> [Extracted information]
**********

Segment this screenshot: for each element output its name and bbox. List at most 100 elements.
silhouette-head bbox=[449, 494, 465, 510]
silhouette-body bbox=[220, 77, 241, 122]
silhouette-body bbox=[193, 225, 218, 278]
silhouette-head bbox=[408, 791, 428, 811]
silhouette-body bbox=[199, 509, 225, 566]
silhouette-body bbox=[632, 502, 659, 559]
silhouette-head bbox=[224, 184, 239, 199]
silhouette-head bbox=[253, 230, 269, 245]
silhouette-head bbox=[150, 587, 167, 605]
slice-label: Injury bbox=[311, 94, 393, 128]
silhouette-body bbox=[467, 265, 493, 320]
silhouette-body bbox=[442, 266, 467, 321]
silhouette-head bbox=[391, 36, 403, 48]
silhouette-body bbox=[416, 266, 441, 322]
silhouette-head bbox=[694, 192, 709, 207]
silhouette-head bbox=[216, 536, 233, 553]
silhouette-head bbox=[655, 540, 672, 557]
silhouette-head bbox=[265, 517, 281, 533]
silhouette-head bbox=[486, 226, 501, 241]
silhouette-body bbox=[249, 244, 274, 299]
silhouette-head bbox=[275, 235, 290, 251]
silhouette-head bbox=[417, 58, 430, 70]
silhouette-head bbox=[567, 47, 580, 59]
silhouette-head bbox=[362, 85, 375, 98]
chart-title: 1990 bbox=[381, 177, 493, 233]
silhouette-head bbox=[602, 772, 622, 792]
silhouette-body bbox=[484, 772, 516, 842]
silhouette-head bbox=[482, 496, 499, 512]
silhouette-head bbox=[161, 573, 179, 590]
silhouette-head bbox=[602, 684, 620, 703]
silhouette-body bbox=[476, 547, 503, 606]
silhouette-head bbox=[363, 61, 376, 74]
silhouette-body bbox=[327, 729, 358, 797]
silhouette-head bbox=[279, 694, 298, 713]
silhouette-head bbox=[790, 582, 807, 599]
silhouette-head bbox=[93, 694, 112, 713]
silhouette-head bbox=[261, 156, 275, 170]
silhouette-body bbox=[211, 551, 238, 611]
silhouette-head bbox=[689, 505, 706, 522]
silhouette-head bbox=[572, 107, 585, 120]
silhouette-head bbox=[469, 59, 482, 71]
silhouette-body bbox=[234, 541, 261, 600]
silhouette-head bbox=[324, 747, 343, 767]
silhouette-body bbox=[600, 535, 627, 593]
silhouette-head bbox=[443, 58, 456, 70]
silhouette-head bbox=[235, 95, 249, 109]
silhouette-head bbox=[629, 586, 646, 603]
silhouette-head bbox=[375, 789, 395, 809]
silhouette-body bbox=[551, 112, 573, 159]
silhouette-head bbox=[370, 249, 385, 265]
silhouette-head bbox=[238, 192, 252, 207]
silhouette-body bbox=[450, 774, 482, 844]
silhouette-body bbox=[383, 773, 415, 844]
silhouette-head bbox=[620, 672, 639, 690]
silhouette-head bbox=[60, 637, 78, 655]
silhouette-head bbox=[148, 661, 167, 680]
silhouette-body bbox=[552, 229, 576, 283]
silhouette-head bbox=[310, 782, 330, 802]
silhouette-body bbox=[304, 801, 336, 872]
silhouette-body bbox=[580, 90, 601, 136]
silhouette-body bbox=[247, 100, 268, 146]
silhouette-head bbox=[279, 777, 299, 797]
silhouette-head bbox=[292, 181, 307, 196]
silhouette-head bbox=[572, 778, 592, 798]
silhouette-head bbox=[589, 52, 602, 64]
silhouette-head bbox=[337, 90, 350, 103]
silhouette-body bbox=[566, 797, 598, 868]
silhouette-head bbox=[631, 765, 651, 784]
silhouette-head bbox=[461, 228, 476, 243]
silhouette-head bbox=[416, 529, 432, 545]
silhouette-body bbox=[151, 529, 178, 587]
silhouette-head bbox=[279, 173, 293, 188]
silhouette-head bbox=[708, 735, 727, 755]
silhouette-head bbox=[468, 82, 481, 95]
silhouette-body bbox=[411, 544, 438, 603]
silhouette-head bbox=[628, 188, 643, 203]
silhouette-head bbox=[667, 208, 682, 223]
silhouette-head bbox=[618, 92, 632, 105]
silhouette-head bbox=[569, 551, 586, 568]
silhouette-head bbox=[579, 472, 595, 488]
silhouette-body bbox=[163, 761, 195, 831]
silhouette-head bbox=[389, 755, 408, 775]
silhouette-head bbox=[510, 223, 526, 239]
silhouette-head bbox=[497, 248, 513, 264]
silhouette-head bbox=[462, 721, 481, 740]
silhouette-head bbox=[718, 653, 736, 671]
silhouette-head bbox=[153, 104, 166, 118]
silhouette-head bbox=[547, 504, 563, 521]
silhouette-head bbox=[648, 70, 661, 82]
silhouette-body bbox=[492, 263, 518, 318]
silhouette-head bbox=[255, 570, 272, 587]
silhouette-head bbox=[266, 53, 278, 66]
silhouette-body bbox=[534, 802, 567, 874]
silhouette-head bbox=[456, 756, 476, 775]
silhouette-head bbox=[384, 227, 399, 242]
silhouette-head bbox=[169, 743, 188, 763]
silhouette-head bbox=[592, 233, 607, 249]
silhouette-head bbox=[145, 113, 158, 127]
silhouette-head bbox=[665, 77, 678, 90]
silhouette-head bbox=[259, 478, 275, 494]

**********

> [Do this] Reproduce the records with each "silhouette-body" swapped for "figure-body". Keep everything else unchanged.

> [Written answer]
Segment this screenshot: for each element output its name and bbox. List at most 100 elements.
silhouette-head bbox=[449, 494, 465, 510]
figure-body bbox=[220, 77, 241, 122]
figure-body bbox=[193, 225, 218, 278]
silhouette-head bbox=[408, 791, 428, 811]
figure-body bbox=[199, 509, 225, 566]
figure-body bbox=[632, 502, 659, 559]
silhouette-head bbox=[224, 184, 239, 199]
silhouette-head bbox=[253, 230, 269, 245]
silhouette-head bbox=[150, 587, 167, 605]
slice-label: Injury bbox=[311, 94, 393, 128]
figure-body bbox=[467, 265, 493, 320]
figure-body bbox=[442, 266, 467, 321]
silhouette-head bbox=[391, 36, 403, 48]
figure-body bbox=[416, 266, 441, 322]
silhouette-head bbox=[694, 192, 709, 207]
silhouette-head bbox=[216, 536, 233, 553]
silhouette-head bbox=[655, 540, 672, 557]
silhouette-head bbox=[265, 517, 281, 533]
silhouette-head bbox=[486, 226, 501, 241]
figure-body bbox=[249, 244, 274, 299]
silhouette-head bbox=[275, 235, 290, 251]
silhouette-head bbox=[417, 58, 430, 70]
silhouette-head bbox=[567, 47, 580, 59]
silhouette-head bbox=[362, 85, 375, 98]
chart-title: 1990 bbox=[381, 177, 493, 233]
silhouette-head bbox=[602, 772, 622, 792]
figure-body bbox=[484, 772, 516, 842]
silhouette-head bbox=[482, 496, 499, 512]
silhouette-head bbox=[161, 573, 179, 590]
silhouette-head bbox=[602, 684, 620, 703]
figure-body bbox=[476, 547, 503, 606]
silhouette-head bbox=[363, 61, 376, 74]
figure-body bbox=[327, 729, 358, 797]
silhouette-head bbox=[279, 694, 298, 713]
silhouette-head bbox=[790, 582, 807, 599]
silhouette-head bbox=[93, 694, 112, 713]
silhouette-head bbox=[261, 156, 275, 170]
figure-body bbox=[211, 551, 238, 611]
silhouette-head bbox=[689, 505, 706, 522]
silhouette-head bbox=[572, 107, 585, 120]
silhouette-head bbox=[469, 59, 482, 71]
figure-body bbox=[234, 541, 261, 600]
silhouette-head bbox=[324, 747, 343, 767]
figure-body bbox=[600, 535, 627, 593]
silhouette-head bbox=[443, 58, 456, 70]
silhouette-head bbox=[235, 95, 249, 109]
silhouette-head bbox=[629, 586, 646, 603]
silhouette-head bbox=[375, 789, 395, 809]
figure-body bbox=[551, 112, 573, 159]
silhouette-head bbox=[370, 249, 385, 265]
silhouette-head bbox=[238, 192, 252, 207]
figure-body bbox=[450, 774, 482, 844]
figure-body bbox=[383, 773, 415, 844]
silhouette-head bbox=[620, 672, 639, 690]
silhouette-head bbox=[60, 637, 78, 655]
silhouette-head bbox=[148, 661, 167, 680]
figure-body bbox=[552, 229, 576, 283]
silhouette-head bbox=[310, 782, 330, 802]
figure-body bbox=[304, 801, 336, 872]
figure-body bbox=[580, 90, 601, 136]
figure-body bbox=[247, 100, 268, 146]
silhouette-head bbox=[279, 777, 299, 797]
silhouette-head bbox=[292, 181, 307, 196]
silhouette-head bbox=[572, 778, 592, 798]
silhouette-head bbox=[589, 52, 602, 64]
silhouette-head bbox=[337, 90, 350, 103]
figure-body bbox=[566, 797, 598, 868]
silhouette-head bbox=[631, 765, 651, 784]
silhouette-head bbox=[461, 228, 476, 243]
silhouette-head bbox=[416, 529, 432, 545]
figure-body bbox=[151, 529, 178, 587]
silhouette-head bbox=[279, 173, 293, 188]
silhouette-head bbox=[708, 735, 727, 755]
silhouette-head bbox=[468, 82, 481, 95]
figure-body bbox=[411, 544, 438, 603]
silhouette-head bbox=[628, 188, 643, 203]
silhouette-head bbox=[667, 208, 682, 223]
silhouette-head bbox=[618, 92, 632, 105]
silhouette-head bbox=[569, 551, 586, 568]
silhouette-head bbox=[579, 472, 595, 488]
figure-body bbox=[163, 761, 195, 831]
silhouette-head bbox=[389, 755, 408, 775]
silhouette-head bbox=[510, 223, 526, 239]
silhouette-head bbox=[497, 248, 513, 264]
silhouette-head bbox=[462, 721, 481, 740]
silhouette-head bbox=[718, 653, 736, 671]
silhouette-head bbox=[153, 104, 166, 118]
silhouette-head bbox=[547, 504, 563, 521]
silhouette-head bbox=[648, 70, 661, 82]
figure-body bbox=[492, 263, 518, 318]
silhouette-head bbox=[255, 570, 272, 587]
silhouette-head bbox=[266, 53, 278, 66]
figure-body bbox=[534, 802, 567, 874]
silhouette-head bbox=[456, 756, 476, 775]
silhouette-head bbox=[384, 227, 399, 242]
silhouette-head bbox=[169, 743, 188, 763]
silhouette-head bbox=[592, 233, 607, 249]
silhouette-head bbox=[145, 113, 158, 127]
silhouette-head bbox=[665, 77, 678, 90]
silhouette-head bbox=[259, 478, 275, 494]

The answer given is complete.